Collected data
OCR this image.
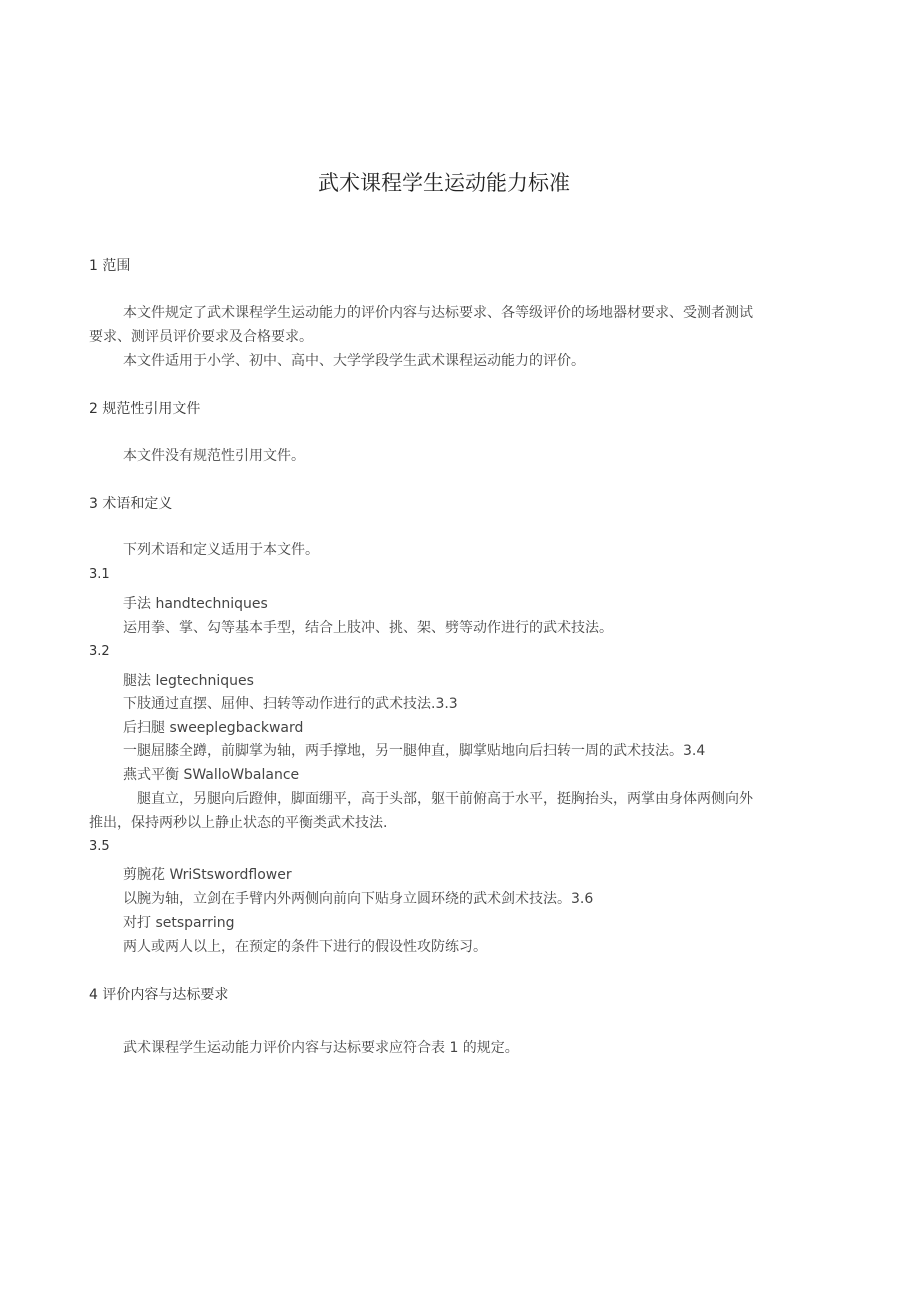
武术课程学生运动能力标准
1 范围
本文件规定了武术课程学生运动能力的评价内容与达标要求、各等级评价的场地器材要求、受测者测试
要求、测评员评价要求及合格要求。
本文件适用于小学、初中、高中、大学学段学生武术课程运动能力的评价。
2 规范性引用文件
本文件没有规范性引用文件。
3 术语和定义
下列术语和定义适用于本文件。
3.1
手法 handtechniques
运用拳、掌、勾等基本手型，结合上肢冲、挑、架、劈等动作进行的武术技法。
3.2
腿法 legtechniques
下肢通过直摆、屈伸、扫转等动作进行的武术技法.3.3
后扫腿 sweeplegbackward
一腿屈膝全蹲，前脚掌为轴，两手撑地，另一腿伸直，脚掌贴地向后扫转一周的武术技法。3.4
燕式平衡 SWalloWbalance
腿直立，另腿向后蹬伸，脚面绷平，高于头部，躯干前俯高于水平，挺胸抬头，两掌由身体两侧向外
推出，保持两秒以上静止状态的平衡类武术技法.
3.5
剪腕花 WriStswordflower
以腕为轴，立剑在手臂内外两侧向前向下贴身立圆环绕的武术剑术技法。3.6
对打 setsparring
两人或两人以上，在预定的条件下进行的假设性攻防练习。
4 评价内容与达标要求
武术课程学生运动能力评价内容与达标要求应符合表 1 的规定。
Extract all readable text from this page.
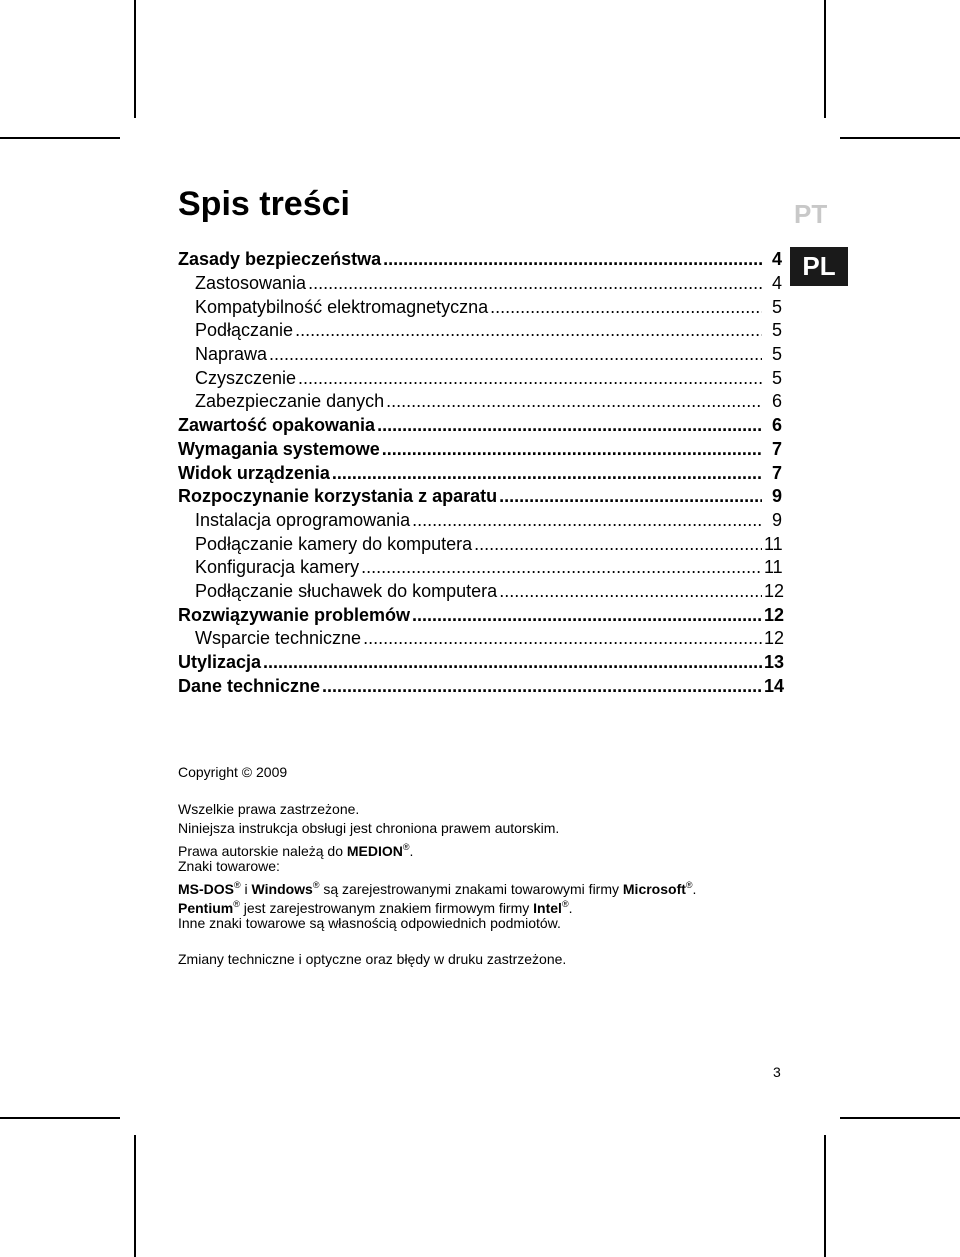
Spis treści	PT
PL
Zasady bezpieczeństwa .....	4
Zastosowania .....	4
Kompatybilność elektromagnetyczna .....	5
Podłączanie .....	5
Naprawa .....	5
Czyszczenie .....	5
Zabezpieczanie danych .....	6
Zawartość opakowania .....	6
Wymagania systemowe .....	7
Widok urządzenia .....	7
Rozpoczynanie korzystania z aparatu .....	9
Instalacja oprogramowania .....	9
Podłączanie kamery do komputera .....	11
Konfiguracja kamery .....	11
Podłączanie słuchawek do komputera .....	12
Rozwiązywanie problemów .....	12
Wsparcie techniczne .....	12
Utylizacja .....	13
Dane techniczne .....	14
Copyright © 2009
Wszelkie prawa zastrzeżone.
Niniejsza instrukcja obsługi jest chroniona prawem autorskim.
Prawa autorskie należą do MEDION®.
Znaki towarowe:
MS-DOS® i Windows® są zarejestrowanymi znakami towarowymi firmy Microsoft®.
Pentium® jest zarejestrowanym znakiem firmowym firmy Intel®.
Inne znaki towarowe są własnością odpowiednich podmiotów.
Zmiany techniczne i optyczne oraz błędy w druku zastrzeżone.
3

### Instructions to follow
The lines to copy run from the line containing "Extract all readable text from this page." through the end of the data above; copy exactly those, minus the pictures.

### Completed task
Extract all readable text from this page.
Spis treści	PT
PL
Zasady bezpieczeństwa .....	4
Zastosowania .....	4
Kompatybilność elektromagnetyczna .....	5
Podłączanie .....	5
Naprawa .....	5
Czyszczenie .....	5
Zabezpieczanie danych .....	6
Zawartość opakowania .....	6
Wymagania systemowe .....	7
Widok urządzenia .....	7
Rozpoczynanie korzystania z aparatu .....	9
Instalacja oprogramowania .....	9
Podłączanie kamery do komputera .....	11
Konfiguracja kamery .....	11
Podłączanie słuchawek do komputera .....	12
Rozwiązywanie problemów .....	12
Wsparcie techniczne .....	12
Utylizacja .....	13
Dane techniczne .....	14
Copyright © 2009
Wszelkie prawa zastrzeżone.
Niniejsza instrukcja obsługi jest chroniona prawem autorskim.
Prawa autorskie należą do MEDION®.
Znaki towarowe:
MS-DOS® i Windows® są zarejestrowanymi znakami towarowymi firmy Microsoft®.
Pentium® jest zarejestrowanym znakiem firmowym firmy Intel®.
Inne znaki towarowe są własnością odpowiednich podmiotów.
Zmiany techniczne i optyczne oraz błędy w druku zastrzeżone.
3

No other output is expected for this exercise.